Entries from a dataset:
__________________________________________________
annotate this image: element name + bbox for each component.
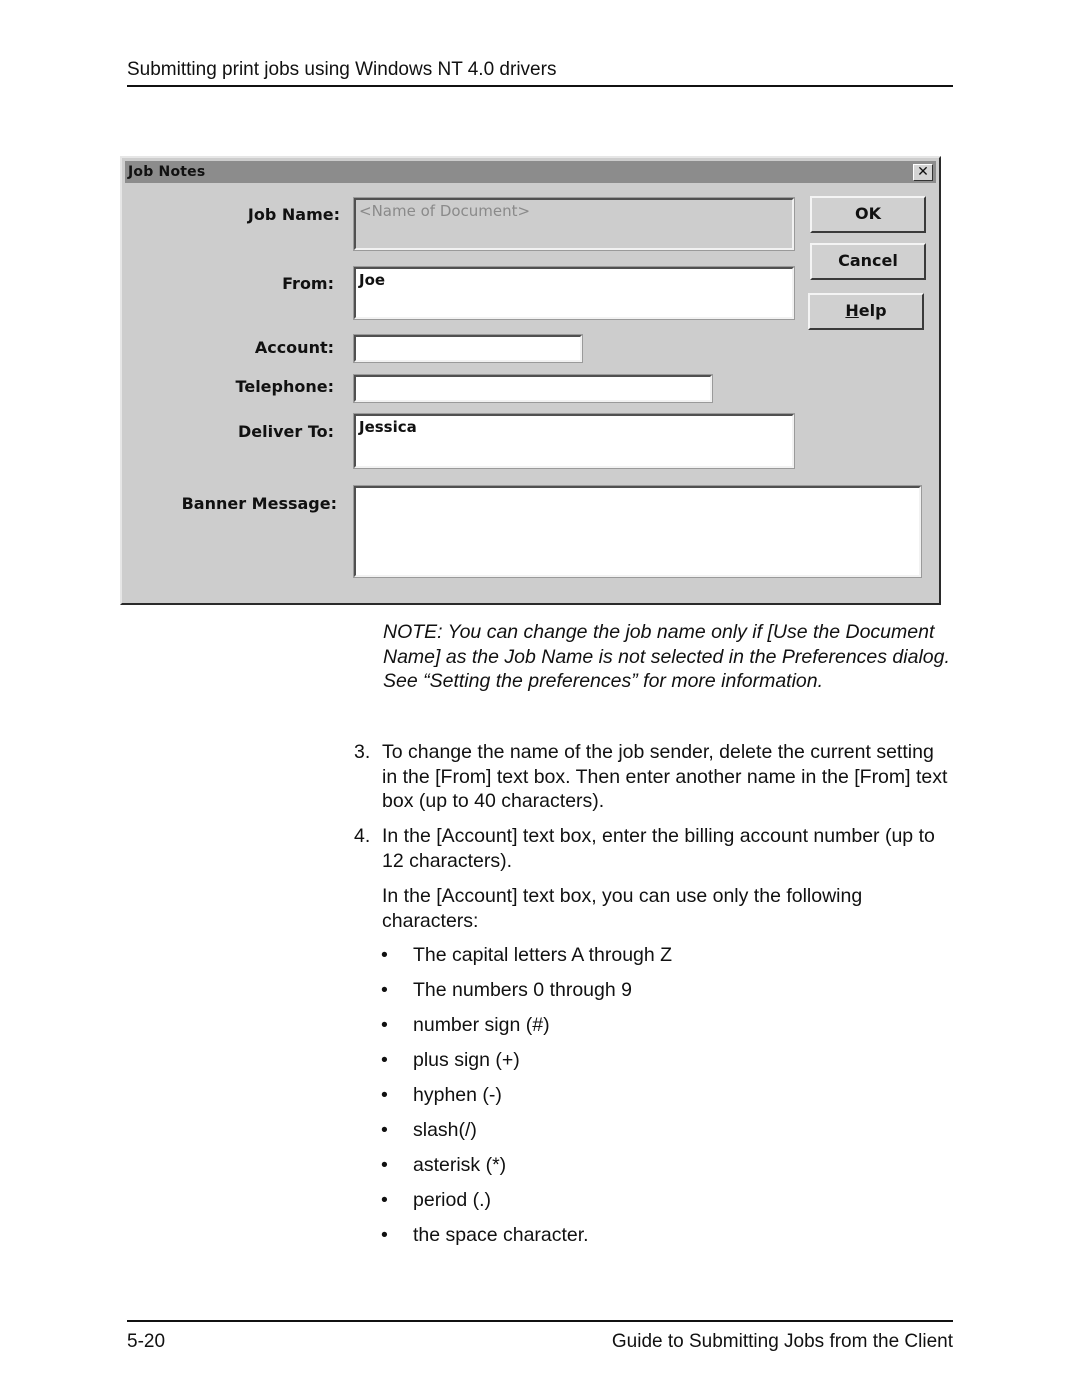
bullet-icon: • [381,1084,388,1106]
bullet-icon: • [381,979,388,1001]
banner-message-field[interactable] [353,485,922,578]
deliver-to-field[interactable]: Jessica [353,413,795,469]
bullet-icon: • [381,1014,388,1036]
dialog-titlebar: Job Notes ✕ [125,161,936,183]
list-item-text: The capital letters A through Z [413,944,673,966]
list-item-text: the space character. [413,1224,589,1246]
job-name-field[interactable]: <Name of Document> [353,197,795,251]
step-text: To change the name of the job sender, de… [382,741,948,812]
footer-book-title: Guide to Submitting Jobs from the Client [611,1331,953,1352]
dialog-title: Job Notes [128,164,206,180]
from-field[interactable]: Joe [353,266,795,320]
running-header: Submitting print jobs using Windows NT 4… [127,58,953,87]
close-icon: ✕ [917,164,929,180]
bullet-icon: • [381,1119,388,1141]
close-button[interactable]: ✕ [913,164,933,181]
list-item-text: hyphen (-) [413,1084,502,1106]
list-item-text: number sign (#) [413,1014,550,1036]
bullet-icon: • [381,1224,388,1246]
account-field[interactable] [353,334,583,363]
ok-button[interactable]: OK [810,196,926,233]
help-mnemonic: H [845,301,859,320]
page-number: 5-20 [127,1331,166,1352]
bullet-icon: • [381,1154,388,1176]
bullet-icon: • [381,944,388,966]
footer-rule [127,1320,953,1322]
help-label: elp [858,301,887,320]
deliver-to-label: Deliver To: [237,422,334,441]
telephone-field[interactable] [353,374,713,403]
job-name-label: Job Name: [247,205,340,224]
account-characters-paragraph: In the [Account] text box, you can use o… [382,885,863,932]
cancel-button[interactable]: Cancel [810,243,926,280]
from-label: From: [282,274,334,293]
list-item-text: The numbers 0 through 9 [413,979,632,1001]
bullet-icon: • [381,1049,388,1071]
help-button[interactable]: Help [808,293,924,330]
telephone-label: Telephone: [235,377,334,396]
banner-message-label: Banner Message: [181,494,337,513]
bullet-icon: • [381,1189,388,1211]
list-item-text: asterisk (*) [413,1154,507,1176]
job-notes-dialog: Job Notes ✕ Job Name: <Name of Document>… [120,156,941,605]
step-number: 4. [354,825,371,847]
note-text: NOTE: You can change the job name only i… [383,621,950,692]
list-item-text: plus sign (+) [413,1049,520,1071]
list-item-text: period (.) [413,1189,492,1211]
list-item-text: slash(/) [413,1119,477,1141]
account-label: Account: [254,338,334,357]
step-number: 3. [354,741,371,763]
step-text: In the [Account] text box, enter the bil… [382,825,935,872]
__________________________________________________
→ WHAT IS EXPECTED
Please copy out the records again, swapping every "bullet-icon" for "list-marker" and changing nothing else. Leave the pictures out of your copy.

→ THE ANSWER
annotate this image: element name + bbox for each component.
list-marker: • [381,1084,388,1106]
list-marker: • [381,979,388,1001]
banner-message-field[interactable] [353,485,922,578]
deliver-to-field[interactable]: Jessica [353,413,795,469]
list-marker: • [381,1014,388,1036]
dialog-titlebar: Job Notes ✕ [125,161,936,183]
list-item-text: The capital letters A through Z [413,944,673,966]
list-item-text: the space character. [413,1224,589,1246]
job-name-field[interactable]: <Name of Document> [353,197,795,251]
step-text: To change the name of the job sender, de… [382,741,948,812]
footer-book-title: Guide to Submitting Jobs from the Client [611,1331,953,1352]
dialog-title: Job Notes [128,164,206,180]
from-field[interactable]: Joe [353,266,795,320]
running-header: Submitting print jobs using Windows NT 4… [127,58,953,87]
close-icon: ✕ [917,164,929,180]
list-marker: • [381,1119,388,1141]
close-button[interactable]: ✕ [913,164,933,181]
list-item-text: hyphen (-) [413,1084,502,1106]
list-item-text: number sign (#) [413,1014,550,1036]
list-marker: • [381,1224,388,1246]
account-field[interactable] [353,334,583,363]
ok-button[interactable]: OK [810,196,926,233]
help-mnemonic: H [845,301,859,320]
page-number: 5-20 [127,1331,166,1352]
list-marker: • [381,1154,388,1176]
list-marker: • [381,944,388,966]
footer-rule [127,1320,953,1322]
help-label: elp [858,301,887,320]
deliver-to-label: Deliver To: [237,422,334,441]
telephone-field[interactable] [353,374,713,403]
job-name-label: Job Name: [247,205,340,224]
account-characters-paragraph: In the [Account] text box, you can use o… [382,885,863,932]
cancel-button[interactable]: Cancel [810,243,926,280]
from-label: From: [282,274,334,293]
list-item-text: The numbers 0 through 9 [413,979,632,1001]
list-marker: • [381,1049,388,1071]
help-button[interactable]: Help [808,293,924,330]
telephone-label: Telephone: [235,377,334,396]
banner-message-label: Banner Message: [181,494,337,513]
list-marker: • [381,1189,388,1211]
list-item-text: asterisk (*) [413,1154,507,1176]
job-notes-dialog: Job Notes ✕ Job Name: <Name of Document>… [120,156,941,605]
step-number: 4. [354,825,371,847]
note-text: NOTE: You can change the job name only i… [383,621,950,692]
list-item-text: plus sign (+) [413,1049,520,1071]
list-item-text: period (.) [413,1189,492,1211]
list-item-text: slash(/) [413,1119,477,1141]
account-label: Account: [254,338,334,357]
step-number: 3. [354,741,371,763]
step-text: In the [Account] text box, enter the bil… [382,825,935,872]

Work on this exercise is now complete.